[What you should do] Rewrite the lines below, from the first one through the line containing "menu-help[interactable]: ヘルプ(H) bbox=[457, 26, 511, 43]", inclusive, switching "scroll-thumb" to "scrollbar-thumb" and leaving everything else unchanged.

[Information supplied]
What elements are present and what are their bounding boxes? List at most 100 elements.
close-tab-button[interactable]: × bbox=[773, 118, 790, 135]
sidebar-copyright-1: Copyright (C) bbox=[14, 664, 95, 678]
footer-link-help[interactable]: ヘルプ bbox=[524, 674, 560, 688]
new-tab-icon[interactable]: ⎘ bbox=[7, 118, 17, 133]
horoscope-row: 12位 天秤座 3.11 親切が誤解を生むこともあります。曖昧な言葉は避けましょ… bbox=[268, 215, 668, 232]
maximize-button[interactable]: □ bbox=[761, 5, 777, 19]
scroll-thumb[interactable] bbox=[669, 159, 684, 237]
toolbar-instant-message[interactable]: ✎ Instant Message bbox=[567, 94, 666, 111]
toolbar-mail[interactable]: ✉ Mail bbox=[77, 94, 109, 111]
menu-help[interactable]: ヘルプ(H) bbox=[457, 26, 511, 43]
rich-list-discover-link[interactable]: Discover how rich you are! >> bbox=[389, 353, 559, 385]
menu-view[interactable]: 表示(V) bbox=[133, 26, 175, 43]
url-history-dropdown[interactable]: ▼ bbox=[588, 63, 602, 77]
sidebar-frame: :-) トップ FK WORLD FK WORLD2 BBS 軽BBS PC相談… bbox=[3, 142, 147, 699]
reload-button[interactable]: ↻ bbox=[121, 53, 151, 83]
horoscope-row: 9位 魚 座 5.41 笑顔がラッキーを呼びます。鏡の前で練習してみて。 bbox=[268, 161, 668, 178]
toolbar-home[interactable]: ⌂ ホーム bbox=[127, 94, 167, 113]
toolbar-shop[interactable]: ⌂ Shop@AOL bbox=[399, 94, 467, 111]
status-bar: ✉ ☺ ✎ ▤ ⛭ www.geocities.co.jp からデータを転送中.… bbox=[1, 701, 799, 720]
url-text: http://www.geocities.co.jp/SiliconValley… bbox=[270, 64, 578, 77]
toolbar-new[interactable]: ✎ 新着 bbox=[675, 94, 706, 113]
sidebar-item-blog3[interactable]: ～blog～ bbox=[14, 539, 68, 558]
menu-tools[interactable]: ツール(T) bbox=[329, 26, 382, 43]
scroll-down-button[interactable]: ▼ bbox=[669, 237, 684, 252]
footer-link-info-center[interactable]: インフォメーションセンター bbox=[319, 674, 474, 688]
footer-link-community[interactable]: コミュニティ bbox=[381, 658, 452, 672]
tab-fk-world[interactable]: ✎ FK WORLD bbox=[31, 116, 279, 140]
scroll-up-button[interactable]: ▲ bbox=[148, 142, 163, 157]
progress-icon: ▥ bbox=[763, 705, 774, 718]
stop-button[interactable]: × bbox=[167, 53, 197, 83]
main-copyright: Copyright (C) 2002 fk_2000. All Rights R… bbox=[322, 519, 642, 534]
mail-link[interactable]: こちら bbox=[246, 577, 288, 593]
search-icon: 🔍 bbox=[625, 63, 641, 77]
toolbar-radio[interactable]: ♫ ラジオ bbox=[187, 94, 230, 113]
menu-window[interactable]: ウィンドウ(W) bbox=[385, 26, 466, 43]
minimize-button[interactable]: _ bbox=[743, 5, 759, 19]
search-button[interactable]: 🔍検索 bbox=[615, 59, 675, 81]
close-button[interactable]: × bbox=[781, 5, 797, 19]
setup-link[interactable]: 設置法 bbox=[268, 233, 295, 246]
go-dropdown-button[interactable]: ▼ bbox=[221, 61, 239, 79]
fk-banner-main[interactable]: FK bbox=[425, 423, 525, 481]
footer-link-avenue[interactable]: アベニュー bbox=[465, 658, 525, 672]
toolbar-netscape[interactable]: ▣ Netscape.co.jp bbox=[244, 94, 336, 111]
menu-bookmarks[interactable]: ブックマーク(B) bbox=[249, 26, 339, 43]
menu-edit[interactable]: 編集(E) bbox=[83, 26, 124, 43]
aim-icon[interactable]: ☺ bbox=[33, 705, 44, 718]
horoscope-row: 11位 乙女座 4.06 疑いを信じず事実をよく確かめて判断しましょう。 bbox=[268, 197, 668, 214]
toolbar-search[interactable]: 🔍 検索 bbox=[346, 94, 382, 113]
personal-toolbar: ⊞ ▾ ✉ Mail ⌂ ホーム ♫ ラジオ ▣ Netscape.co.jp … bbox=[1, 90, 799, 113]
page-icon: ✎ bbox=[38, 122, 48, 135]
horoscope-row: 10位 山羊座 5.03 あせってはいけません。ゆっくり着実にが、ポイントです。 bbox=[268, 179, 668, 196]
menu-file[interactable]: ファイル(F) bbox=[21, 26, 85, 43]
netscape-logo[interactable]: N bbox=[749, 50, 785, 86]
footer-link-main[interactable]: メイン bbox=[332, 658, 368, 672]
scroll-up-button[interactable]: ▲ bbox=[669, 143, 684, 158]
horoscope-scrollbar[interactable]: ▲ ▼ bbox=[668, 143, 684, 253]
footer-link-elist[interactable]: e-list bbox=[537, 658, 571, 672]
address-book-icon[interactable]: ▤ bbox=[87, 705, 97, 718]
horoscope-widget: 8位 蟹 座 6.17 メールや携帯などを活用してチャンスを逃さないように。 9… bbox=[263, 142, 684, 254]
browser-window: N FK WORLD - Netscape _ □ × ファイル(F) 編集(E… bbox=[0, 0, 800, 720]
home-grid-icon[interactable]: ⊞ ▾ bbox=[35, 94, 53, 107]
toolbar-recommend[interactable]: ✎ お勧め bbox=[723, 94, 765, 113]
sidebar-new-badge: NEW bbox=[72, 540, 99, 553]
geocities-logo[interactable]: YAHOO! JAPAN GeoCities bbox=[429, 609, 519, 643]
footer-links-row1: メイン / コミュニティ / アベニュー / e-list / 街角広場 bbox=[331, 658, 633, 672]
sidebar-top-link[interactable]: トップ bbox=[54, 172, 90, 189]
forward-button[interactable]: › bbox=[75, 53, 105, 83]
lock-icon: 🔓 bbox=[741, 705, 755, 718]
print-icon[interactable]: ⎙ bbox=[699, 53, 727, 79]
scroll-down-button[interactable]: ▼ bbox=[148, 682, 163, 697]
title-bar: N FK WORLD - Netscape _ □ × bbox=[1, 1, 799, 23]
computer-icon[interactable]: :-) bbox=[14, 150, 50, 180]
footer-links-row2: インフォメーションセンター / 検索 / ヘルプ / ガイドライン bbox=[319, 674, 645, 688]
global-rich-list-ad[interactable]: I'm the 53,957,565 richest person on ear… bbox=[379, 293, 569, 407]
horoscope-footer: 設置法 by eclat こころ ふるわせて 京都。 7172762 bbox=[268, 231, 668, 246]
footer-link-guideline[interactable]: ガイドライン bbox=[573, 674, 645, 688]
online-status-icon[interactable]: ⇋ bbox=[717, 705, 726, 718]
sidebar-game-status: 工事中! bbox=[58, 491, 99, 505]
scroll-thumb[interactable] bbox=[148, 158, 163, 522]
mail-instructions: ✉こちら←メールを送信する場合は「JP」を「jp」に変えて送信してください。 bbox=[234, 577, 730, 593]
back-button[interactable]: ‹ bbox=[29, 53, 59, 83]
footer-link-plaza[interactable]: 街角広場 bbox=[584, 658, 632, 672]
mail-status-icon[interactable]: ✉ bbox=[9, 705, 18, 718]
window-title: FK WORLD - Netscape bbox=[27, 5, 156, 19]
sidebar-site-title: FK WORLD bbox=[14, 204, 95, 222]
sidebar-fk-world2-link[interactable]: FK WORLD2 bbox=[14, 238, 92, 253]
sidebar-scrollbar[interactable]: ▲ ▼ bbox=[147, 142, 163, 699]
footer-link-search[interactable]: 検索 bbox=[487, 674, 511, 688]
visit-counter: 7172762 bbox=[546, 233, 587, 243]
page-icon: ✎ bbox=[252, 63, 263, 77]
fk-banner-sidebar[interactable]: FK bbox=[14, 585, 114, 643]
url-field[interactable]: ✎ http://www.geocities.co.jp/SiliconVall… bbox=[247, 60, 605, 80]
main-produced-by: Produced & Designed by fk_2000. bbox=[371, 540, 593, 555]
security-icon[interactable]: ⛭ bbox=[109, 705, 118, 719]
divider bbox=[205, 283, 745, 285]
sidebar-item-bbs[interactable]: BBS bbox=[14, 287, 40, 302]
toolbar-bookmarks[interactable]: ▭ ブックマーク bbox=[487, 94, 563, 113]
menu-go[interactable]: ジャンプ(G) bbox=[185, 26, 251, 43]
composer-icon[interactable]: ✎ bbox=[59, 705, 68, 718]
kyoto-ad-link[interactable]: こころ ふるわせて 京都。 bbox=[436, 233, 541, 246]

[Full solution]
What elements are present and what are their bounding boxes? List at most 100 elements.
close-tab-button[interactable]: × bbox=[773, 118, 790, 135]
sidebar-copyright-1: Copyright (C) bbox=[14, 664, 95, 678]
footer-link-help[interactable]: ヘルプ bbox=[524, 674, 560, 688]
new-tab-icon[interactable]: ⎘ bbox=[7, 118, 17, 133]
horoscope-row: 12位 天秤座 3.11 親切が誤解を生むこともあります。曖昧な言葉は避けましょ… bbox=[268, 215, 668, 232]
maximize-button[interactable]: □ bbox=[761, 5, 777, 19]
scrollbar-thumb[interactable] bbox=[669, 159, 684, 237]
toolbar-instant-message[interactable]: ✎ Instant Message bbox=[567, 94, 666, 111]
toolbar-mail[interactable]: ✉ Mail bbox=[77, 94, 109, 111]
menu-help[interactable]: ヘルプ(H) bbox=[457, 26, 511, 43]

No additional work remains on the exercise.